**GIVEN PROBLEM**
Extract each line bearing the word "questionnaire".

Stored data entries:
***

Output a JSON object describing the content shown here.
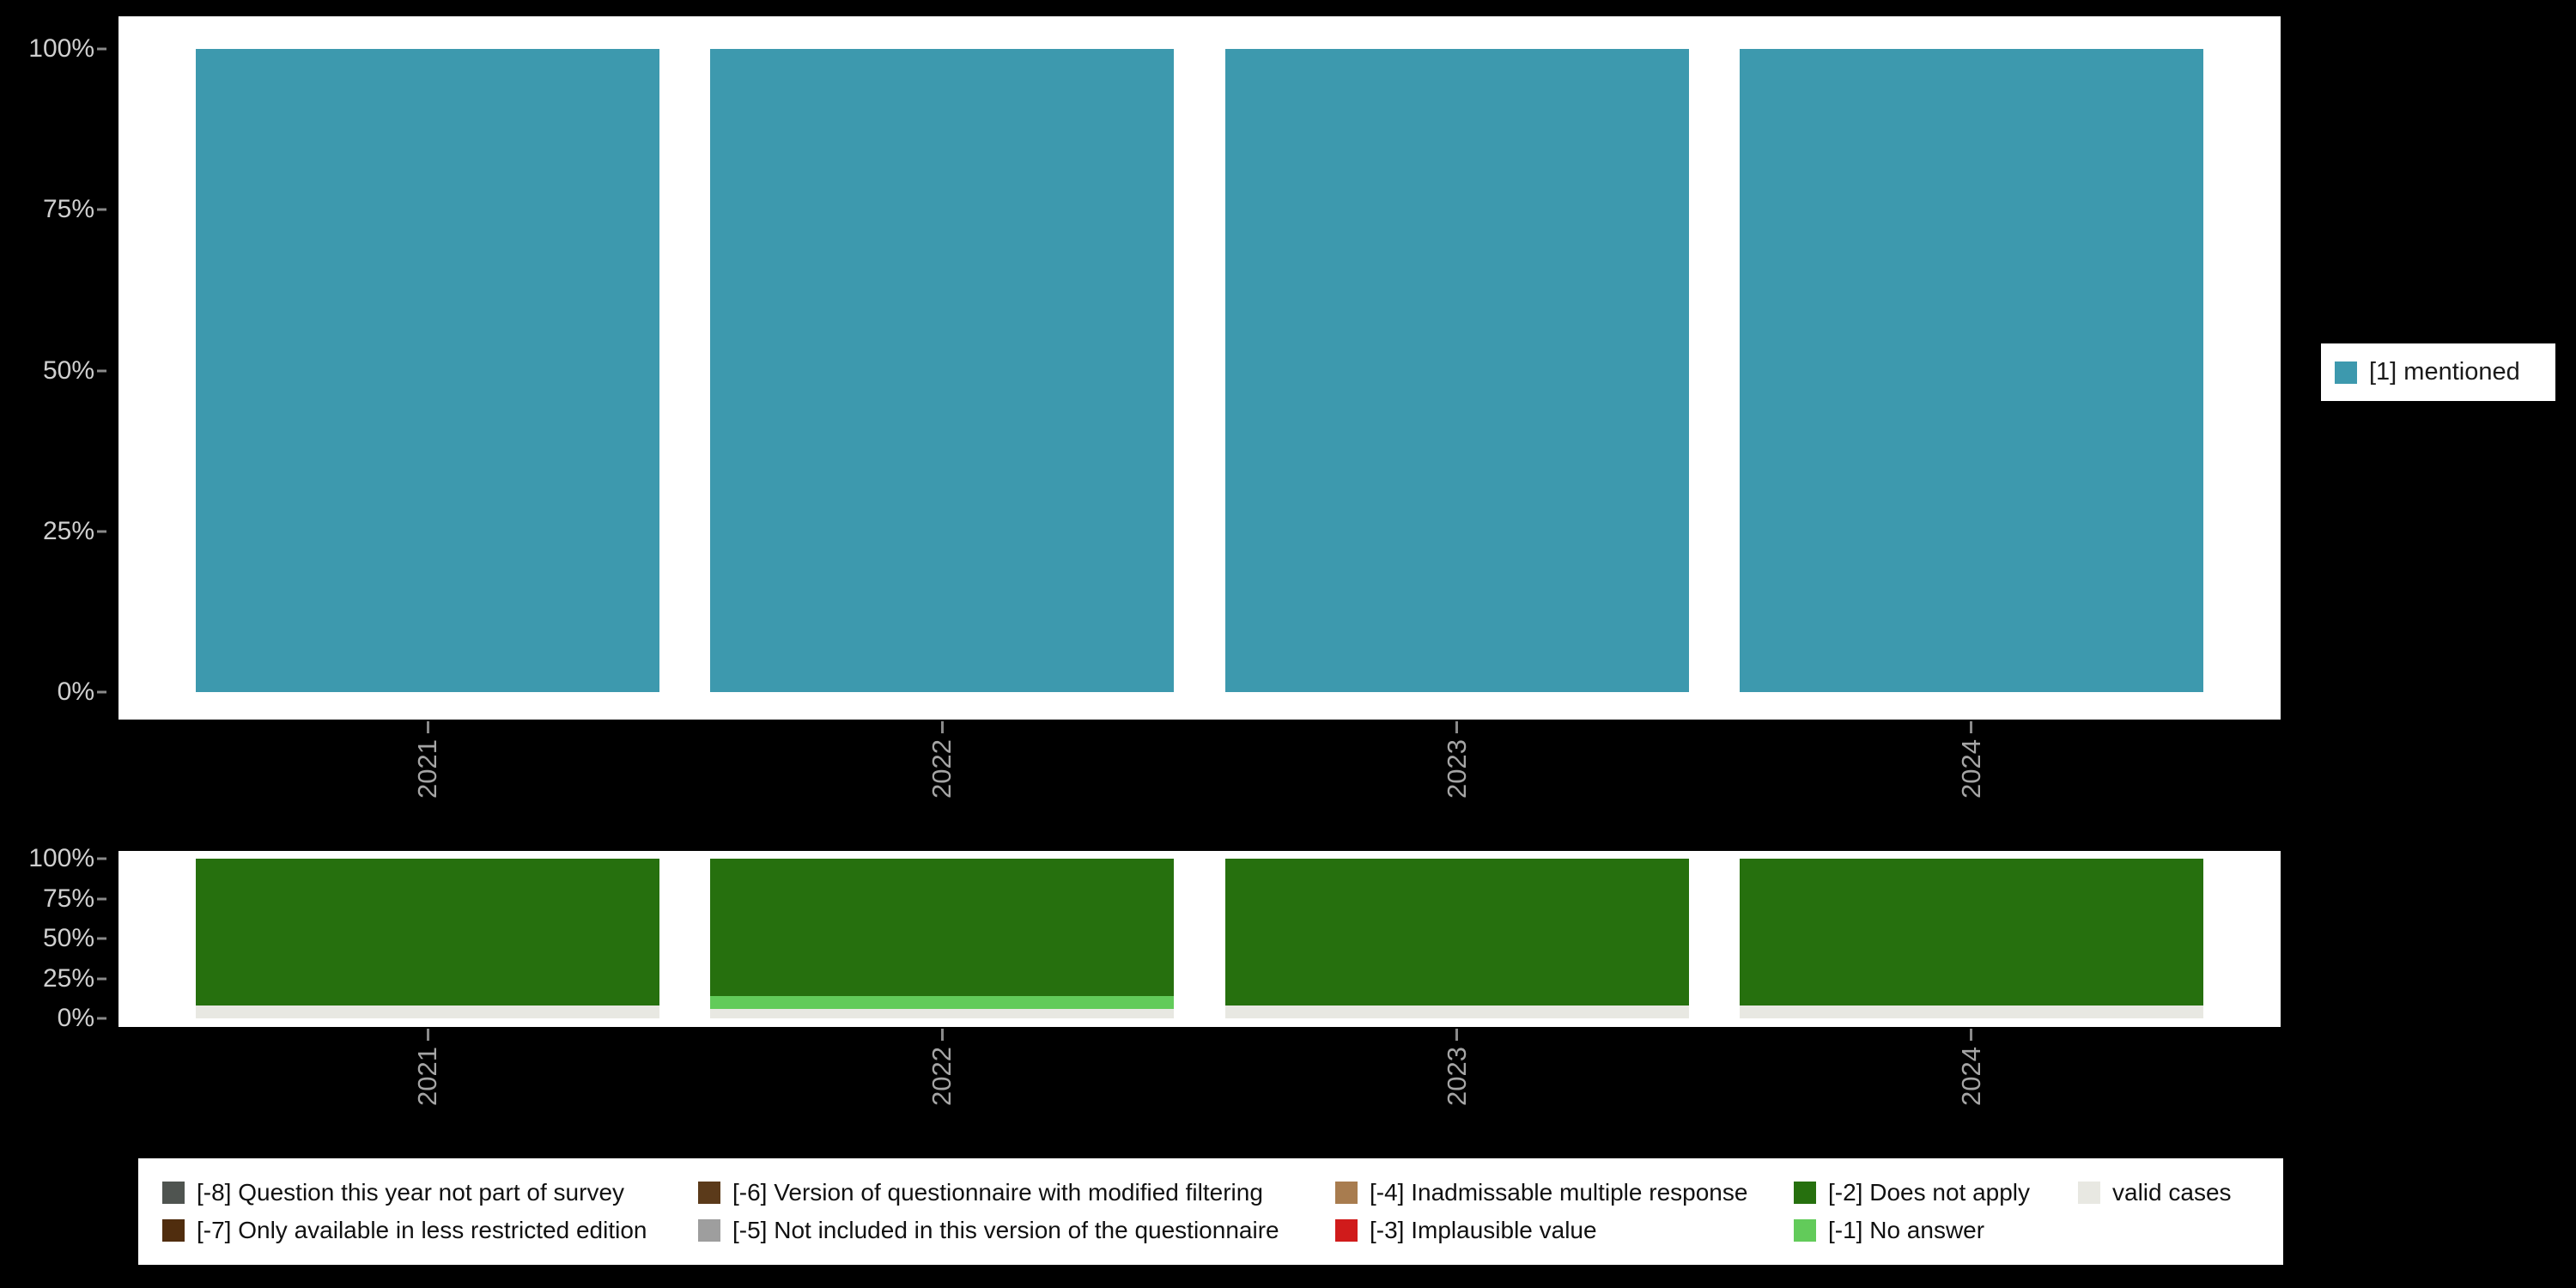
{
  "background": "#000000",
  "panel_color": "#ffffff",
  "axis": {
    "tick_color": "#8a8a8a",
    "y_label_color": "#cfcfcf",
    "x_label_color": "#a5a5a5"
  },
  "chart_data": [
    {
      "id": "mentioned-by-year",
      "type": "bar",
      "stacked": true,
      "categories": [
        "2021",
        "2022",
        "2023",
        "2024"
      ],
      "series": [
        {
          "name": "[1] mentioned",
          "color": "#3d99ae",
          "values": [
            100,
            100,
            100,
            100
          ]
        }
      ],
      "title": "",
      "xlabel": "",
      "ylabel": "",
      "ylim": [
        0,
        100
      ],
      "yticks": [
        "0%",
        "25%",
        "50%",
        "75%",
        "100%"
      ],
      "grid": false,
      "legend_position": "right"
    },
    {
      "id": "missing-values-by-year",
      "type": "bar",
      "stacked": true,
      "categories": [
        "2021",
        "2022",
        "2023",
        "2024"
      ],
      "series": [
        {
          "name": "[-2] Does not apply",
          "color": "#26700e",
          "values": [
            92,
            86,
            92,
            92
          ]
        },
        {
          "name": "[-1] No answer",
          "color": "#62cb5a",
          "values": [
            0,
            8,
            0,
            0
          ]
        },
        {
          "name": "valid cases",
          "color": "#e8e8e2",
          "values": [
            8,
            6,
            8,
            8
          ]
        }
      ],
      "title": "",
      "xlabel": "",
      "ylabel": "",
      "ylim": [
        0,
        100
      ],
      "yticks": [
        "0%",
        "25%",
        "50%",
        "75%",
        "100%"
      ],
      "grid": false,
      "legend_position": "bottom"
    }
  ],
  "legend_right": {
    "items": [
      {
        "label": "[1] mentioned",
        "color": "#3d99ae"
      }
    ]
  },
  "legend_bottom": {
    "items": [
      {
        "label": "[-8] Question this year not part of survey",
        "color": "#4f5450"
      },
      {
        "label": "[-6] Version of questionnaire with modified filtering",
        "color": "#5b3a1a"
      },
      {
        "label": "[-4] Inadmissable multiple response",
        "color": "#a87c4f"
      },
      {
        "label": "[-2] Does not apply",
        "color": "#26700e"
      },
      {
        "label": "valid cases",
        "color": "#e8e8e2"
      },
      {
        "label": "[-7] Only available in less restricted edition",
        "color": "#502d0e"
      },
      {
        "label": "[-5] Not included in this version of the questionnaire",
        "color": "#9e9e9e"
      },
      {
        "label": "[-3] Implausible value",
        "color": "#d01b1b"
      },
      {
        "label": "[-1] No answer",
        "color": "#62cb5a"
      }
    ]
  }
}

***

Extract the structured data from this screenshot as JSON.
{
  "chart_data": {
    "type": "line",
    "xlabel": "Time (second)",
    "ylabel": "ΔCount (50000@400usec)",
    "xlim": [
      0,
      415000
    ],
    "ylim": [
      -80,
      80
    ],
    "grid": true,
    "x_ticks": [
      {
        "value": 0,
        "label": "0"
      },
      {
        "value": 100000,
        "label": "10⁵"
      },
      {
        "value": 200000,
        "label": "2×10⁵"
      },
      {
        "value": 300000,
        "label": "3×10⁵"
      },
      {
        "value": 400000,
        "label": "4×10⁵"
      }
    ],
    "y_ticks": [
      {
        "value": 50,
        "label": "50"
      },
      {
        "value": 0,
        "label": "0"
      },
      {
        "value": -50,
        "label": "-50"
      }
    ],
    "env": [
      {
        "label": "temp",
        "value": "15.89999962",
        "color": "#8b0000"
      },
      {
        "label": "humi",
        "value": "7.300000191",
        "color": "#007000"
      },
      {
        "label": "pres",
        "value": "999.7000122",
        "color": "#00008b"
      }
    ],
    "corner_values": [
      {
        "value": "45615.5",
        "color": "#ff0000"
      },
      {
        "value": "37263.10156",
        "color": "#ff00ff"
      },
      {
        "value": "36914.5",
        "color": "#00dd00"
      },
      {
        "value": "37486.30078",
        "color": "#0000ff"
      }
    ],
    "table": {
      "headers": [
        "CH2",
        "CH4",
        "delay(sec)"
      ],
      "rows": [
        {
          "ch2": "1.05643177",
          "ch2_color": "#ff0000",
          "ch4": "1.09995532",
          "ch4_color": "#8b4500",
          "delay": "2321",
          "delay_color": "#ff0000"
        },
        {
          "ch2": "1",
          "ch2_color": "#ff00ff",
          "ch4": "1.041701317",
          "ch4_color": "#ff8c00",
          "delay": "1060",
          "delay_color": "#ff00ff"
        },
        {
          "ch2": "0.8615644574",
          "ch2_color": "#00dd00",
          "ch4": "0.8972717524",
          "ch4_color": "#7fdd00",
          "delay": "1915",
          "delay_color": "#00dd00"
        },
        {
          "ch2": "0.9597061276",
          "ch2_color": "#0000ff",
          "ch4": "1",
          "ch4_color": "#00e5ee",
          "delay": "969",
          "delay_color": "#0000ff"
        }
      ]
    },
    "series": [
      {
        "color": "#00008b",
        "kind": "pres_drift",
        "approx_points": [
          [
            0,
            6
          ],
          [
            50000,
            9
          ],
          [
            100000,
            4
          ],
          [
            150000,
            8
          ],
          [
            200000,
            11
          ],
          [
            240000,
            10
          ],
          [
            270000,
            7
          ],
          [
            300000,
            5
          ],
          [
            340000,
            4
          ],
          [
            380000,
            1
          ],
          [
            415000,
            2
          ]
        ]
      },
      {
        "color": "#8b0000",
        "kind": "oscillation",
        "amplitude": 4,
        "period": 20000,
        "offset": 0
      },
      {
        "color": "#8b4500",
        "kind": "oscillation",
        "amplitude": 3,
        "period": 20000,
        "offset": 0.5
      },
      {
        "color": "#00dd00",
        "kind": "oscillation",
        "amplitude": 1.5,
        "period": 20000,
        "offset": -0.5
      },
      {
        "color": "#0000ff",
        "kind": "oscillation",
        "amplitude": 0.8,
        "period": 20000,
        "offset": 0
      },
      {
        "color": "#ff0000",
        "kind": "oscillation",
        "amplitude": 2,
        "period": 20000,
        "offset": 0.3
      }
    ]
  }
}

***

**SOLUTION FOR THIS TASK**
        "label": "[-6] Version of questionnaire with modified filtering",
        "label": "[-5] Not included in this version of the questionnaire",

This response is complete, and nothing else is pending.